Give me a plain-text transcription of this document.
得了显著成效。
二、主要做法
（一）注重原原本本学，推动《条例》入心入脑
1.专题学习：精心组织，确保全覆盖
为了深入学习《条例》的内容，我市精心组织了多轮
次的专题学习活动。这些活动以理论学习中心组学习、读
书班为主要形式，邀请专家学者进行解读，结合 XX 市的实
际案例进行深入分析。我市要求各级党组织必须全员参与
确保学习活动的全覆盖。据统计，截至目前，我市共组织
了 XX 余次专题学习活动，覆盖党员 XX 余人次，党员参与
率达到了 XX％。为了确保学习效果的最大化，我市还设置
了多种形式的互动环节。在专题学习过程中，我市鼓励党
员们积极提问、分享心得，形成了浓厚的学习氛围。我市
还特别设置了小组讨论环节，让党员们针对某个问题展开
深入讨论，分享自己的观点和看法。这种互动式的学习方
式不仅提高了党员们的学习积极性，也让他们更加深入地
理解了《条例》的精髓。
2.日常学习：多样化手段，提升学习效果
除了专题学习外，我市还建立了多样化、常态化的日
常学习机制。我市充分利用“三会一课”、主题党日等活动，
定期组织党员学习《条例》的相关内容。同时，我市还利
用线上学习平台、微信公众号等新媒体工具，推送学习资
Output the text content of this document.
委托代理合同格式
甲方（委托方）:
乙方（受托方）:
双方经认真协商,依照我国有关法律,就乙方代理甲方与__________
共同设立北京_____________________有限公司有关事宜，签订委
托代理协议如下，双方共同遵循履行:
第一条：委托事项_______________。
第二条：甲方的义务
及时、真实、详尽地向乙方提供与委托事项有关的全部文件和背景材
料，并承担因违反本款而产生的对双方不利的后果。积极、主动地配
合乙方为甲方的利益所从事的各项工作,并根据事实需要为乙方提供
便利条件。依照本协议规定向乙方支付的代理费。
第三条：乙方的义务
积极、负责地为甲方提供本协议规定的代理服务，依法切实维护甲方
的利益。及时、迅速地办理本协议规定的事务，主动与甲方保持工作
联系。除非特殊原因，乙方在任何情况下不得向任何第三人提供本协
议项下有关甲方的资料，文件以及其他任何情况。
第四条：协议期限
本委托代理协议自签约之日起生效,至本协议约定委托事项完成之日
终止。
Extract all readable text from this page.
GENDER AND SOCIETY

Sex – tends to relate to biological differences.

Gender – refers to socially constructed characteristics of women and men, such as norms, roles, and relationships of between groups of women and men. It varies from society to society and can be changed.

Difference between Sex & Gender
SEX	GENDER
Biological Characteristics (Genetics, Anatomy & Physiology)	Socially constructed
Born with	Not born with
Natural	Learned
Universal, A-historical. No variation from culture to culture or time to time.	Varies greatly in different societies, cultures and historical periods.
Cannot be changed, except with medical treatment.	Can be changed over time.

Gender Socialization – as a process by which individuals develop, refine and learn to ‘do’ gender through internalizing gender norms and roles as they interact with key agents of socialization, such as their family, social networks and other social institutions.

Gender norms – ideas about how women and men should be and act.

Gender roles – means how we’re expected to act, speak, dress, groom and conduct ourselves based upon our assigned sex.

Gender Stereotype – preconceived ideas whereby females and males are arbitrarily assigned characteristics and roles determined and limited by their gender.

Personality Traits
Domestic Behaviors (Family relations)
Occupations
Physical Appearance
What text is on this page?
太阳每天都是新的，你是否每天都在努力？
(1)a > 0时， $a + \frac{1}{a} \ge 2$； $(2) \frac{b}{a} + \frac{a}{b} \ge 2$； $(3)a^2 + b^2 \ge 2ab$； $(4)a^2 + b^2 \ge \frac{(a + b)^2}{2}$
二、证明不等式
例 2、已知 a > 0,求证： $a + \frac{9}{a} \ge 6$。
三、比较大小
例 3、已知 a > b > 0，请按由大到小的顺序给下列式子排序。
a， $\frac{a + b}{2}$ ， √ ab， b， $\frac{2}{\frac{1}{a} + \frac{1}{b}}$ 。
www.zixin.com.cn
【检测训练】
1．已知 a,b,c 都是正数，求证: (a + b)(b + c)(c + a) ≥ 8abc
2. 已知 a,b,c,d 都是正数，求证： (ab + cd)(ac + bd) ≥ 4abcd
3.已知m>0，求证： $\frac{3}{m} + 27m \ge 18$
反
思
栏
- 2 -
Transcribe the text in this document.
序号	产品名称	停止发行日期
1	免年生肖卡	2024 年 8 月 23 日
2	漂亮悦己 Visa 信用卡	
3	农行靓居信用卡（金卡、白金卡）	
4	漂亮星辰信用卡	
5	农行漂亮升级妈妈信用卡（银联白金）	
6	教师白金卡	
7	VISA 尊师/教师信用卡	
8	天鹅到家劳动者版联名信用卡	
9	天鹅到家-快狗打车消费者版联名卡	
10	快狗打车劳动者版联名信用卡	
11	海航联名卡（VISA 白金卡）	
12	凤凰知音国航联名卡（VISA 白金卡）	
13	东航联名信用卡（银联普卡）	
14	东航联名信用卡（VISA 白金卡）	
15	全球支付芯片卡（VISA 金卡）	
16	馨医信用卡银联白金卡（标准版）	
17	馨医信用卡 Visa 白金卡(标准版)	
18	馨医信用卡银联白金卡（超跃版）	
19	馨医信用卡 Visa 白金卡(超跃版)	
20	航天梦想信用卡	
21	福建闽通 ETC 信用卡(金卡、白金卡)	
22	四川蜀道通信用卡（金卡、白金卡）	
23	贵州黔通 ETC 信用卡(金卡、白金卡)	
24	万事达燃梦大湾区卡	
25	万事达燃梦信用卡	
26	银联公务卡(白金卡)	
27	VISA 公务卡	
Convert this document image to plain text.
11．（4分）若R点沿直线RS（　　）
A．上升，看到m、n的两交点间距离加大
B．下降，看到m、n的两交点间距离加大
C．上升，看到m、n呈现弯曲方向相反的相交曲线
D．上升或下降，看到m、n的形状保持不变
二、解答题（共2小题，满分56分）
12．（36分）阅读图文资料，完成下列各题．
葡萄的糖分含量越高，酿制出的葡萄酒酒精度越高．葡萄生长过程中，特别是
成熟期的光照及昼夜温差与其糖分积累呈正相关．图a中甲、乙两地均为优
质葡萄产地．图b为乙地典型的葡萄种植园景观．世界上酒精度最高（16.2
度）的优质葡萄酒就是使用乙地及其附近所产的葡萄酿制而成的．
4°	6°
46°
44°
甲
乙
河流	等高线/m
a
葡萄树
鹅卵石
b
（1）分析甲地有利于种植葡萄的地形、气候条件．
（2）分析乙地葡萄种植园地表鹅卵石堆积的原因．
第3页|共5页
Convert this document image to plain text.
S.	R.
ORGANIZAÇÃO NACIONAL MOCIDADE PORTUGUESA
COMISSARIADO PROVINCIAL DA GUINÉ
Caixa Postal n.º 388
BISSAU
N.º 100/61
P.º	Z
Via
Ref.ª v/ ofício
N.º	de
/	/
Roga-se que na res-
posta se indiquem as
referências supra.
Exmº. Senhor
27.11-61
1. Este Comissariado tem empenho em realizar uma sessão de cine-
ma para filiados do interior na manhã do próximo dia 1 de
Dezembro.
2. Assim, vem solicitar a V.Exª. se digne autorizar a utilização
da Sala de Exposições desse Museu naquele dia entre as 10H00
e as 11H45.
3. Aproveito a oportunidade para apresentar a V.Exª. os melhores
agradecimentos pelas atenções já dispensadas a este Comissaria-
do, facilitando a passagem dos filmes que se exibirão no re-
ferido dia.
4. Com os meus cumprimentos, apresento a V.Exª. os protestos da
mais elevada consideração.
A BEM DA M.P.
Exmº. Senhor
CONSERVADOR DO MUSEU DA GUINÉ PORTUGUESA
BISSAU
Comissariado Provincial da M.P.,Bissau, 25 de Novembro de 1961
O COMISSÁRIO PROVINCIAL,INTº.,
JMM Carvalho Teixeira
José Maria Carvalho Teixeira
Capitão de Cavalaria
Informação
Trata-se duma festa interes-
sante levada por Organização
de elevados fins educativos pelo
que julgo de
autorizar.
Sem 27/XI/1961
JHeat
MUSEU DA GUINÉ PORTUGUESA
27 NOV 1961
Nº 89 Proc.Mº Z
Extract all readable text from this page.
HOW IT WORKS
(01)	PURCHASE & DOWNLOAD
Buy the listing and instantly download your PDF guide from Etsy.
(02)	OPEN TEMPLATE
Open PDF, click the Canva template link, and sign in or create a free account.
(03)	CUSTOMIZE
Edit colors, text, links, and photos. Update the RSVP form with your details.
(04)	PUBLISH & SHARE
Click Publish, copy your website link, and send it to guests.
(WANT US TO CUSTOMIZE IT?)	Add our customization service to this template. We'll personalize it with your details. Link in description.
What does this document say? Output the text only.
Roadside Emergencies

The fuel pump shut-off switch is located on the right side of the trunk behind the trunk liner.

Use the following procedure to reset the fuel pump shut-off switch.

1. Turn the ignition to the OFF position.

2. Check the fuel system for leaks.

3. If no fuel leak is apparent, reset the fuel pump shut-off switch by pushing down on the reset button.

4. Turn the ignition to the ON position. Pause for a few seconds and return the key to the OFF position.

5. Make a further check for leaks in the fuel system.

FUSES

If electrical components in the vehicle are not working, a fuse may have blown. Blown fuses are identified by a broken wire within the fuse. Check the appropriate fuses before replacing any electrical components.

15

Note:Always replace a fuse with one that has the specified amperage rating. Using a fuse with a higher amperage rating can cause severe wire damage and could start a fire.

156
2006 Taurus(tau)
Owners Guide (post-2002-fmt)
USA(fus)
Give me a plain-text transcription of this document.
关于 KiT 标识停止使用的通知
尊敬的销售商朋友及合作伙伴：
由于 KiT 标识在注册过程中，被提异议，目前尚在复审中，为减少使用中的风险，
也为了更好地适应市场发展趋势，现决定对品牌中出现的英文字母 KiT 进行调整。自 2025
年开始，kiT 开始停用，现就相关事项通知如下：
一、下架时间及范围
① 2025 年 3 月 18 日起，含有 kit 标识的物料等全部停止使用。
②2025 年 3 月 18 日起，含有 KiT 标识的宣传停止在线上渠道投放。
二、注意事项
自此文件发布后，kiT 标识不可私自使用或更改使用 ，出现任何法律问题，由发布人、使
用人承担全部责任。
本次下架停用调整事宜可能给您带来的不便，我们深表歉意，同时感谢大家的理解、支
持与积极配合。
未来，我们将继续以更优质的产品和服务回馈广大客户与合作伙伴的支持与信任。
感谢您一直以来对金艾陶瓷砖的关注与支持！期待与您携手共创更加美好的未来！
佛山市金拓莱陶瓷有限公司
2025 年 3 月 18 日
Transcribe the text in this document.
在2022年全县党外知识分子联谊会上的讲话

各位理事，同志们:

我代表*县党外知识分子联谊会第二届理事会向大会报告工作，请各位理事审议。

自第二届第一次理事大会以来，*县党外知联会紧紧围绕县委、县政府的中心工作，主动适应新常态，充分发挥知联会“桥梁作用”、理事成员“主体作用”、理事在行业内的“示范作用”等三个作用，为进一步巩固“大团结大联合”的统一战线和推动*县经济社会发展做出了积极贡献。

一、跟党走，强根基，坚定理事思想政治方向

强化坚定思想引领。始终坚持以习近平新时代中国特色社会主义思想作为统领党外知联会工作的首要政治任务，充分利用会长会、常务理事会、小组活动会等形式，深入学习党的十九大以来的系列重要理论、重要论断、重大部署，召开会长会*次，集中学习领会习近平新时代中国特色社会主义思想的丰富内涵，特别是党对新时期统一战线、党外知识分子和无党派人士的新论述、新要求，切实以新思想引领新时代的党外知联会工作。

[Instructions to follow] Check every line of the listing for the string "position" and report how many lines have it, as a number alone.

[Exercise answer] 2